• Problem to solve: Gather up the lines with the word "blade" in them.

======== Available records ========

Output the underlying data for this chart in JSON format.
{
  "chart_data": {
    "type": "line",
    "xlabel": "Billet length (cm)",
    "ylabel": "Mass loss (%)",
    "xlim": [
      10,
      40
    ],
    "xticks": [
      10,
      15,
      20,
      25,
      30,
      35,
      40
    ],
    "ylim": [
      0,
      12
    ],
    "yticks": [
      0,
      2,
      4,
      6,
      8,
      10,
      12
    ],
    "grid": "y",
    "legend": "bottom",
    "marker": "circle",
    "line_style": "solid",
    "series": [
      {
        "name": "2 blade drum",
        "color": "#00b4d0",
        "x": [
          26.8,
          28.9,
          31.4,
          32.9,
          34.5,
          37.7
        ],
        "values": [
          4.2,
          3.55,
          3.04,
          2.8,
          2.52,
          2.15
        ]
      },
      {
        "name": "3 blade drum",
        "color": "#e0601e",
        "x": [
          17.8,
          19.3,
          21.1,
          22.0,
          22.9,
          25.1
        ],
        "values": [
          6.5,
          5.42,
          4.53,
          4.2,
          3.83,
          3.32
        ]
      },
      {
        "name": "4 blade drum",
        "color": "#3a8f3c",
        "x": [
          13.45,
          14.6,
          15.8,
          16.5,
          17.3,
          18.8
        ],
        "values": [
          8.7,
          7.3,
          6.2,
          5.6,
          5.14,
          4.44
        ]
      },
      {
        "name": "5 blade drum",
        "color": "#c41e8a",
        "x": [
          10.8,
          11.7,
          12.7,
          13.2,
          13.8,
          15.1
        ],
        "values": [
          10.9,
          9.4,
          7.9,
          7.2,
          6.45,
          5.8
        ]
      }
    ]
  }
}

========

• Task result:
        "name": "2 blade drum",
        "name": "3 blade drum",
        "name": "4 blade drum",
        "name": "5 blade drum",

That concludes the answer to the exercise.